The task:
Leave out the pictures, then reproduce the rest of the material exactly.

_ _ _ _ _

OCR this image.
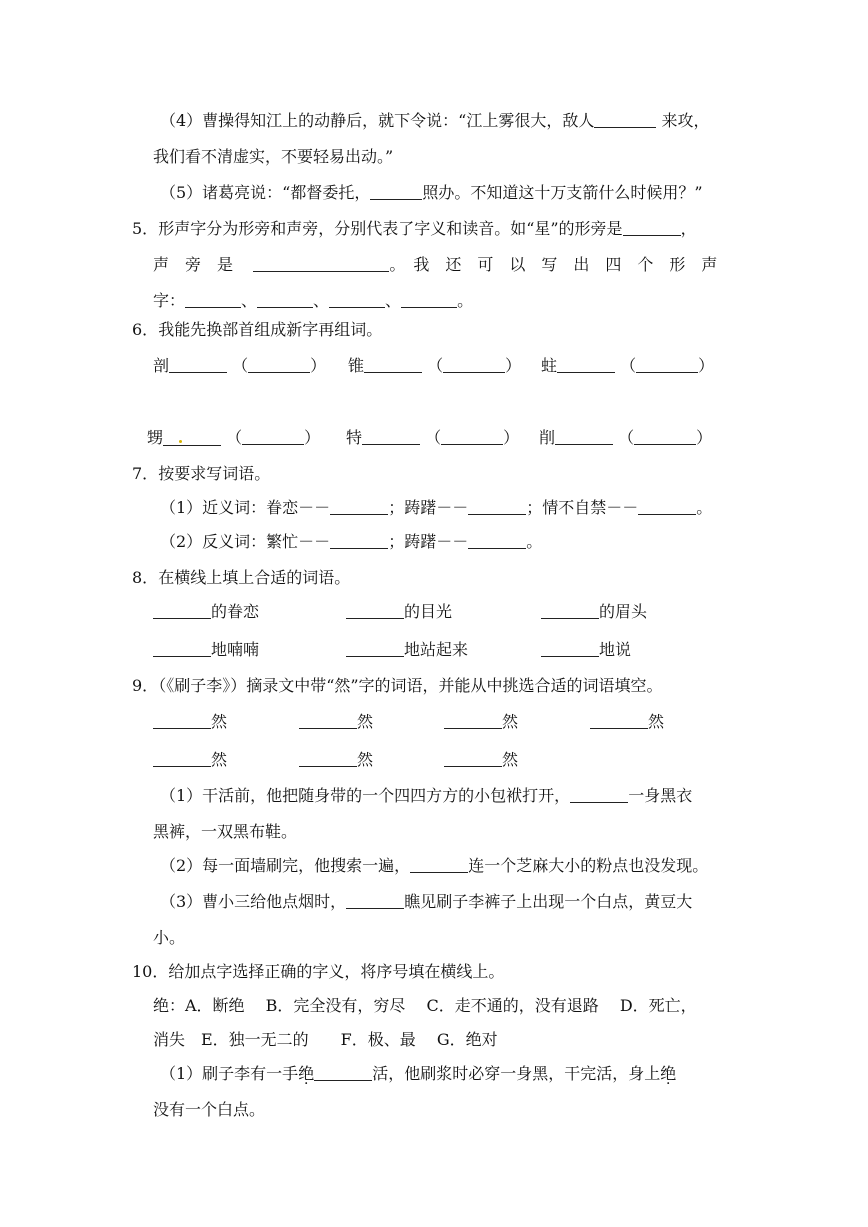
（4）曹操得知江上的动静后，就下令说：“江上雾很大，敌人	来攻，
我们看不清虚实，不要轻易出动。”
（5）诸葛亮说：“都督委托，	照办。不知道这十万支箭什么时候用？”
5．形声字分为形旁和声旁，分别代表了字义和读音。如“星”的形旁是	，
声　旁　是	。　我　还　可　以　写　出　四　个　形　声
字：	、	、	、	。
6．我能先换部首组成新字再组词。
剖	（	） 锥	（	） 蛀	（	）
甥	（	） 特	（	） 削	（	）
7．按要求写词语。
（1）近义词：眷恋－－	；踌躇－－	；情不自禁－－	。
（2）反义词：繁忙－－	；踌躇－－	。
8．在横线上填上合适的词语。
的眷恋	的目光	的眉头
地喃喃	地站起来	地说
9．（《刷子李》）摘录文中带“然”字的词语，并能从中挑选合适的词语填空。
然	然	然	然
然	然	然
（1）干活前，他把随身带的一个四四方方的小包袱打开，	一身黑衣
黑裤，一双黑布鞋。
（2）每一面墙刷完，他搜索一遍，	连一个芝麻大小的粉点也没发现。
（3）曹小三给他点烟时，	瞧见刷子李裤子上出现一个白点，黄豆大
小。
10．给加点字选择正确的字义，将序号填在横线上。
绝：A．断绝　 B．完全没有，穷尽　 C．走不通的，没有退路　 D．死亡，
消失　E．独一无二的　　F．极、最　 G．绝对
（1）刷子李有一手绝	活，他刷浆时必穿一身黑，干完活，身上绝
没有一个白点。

_ _ _ _ _

Response below:
OCR this image.
（4）曹操得知江上的动静后，就下令说：“江上雾很大，敌人	来攻，
我们看不清虚实，不要轻易出动。”
（5）诸葛亮说：“都督委托，	照办。不知道这十万支箭什么时候用？”
5．形声字分为形旁和声旁，分别代表了字义和读音。如“星”的形旁是	，
声　旁　是	。　我　还　可　以　写　出　四　个　形　声
字：	、	、	、	。
6．我能先换部首组成新字再组词。
剖	（	） 锥	（	） 蛀	（	）
甥	（	） 特	（	） 削	（	）
7．按要求写词语。
（1）近义词：眷恋－－	；踌躇－－	；情不自禁－－	。
（2）反义词：繁忙－－	；踌躇－－	。
8．在横线上填上合适的词语。
的眷恋	的目光	的眉头
地喃喃	地站起来	地说
9．（《刷子李》）摘录文中带“然”字的词语，并能从中挑选合适的词语填空。
然	然	然	然
然	然	然
（1）干活前，他把随身带的一个四四方方的小包袱打开，	一身黑衣
黑裤，一双黑布鞋。
（2）每一面墙刷完，他搜索一遍，	连一个芝麻大小的粉点也没发现。
（3）曹小三给他点烟时，	瞧见刷子李裤子上出现一个白点，黄豆大
小。
10．给加点字选择正确的字义，将序号填在横线上。
绝：A．断绝　 B．完全没有，穷尽　 C．走不通的，没有退路　 D．死亡，
消失　E．独一无二的　　F．极、最　 G．绝对
（1）刷子李有一手绝	活，他刷浆时必穿一身黑，干完活，身上绝
没有一个白点。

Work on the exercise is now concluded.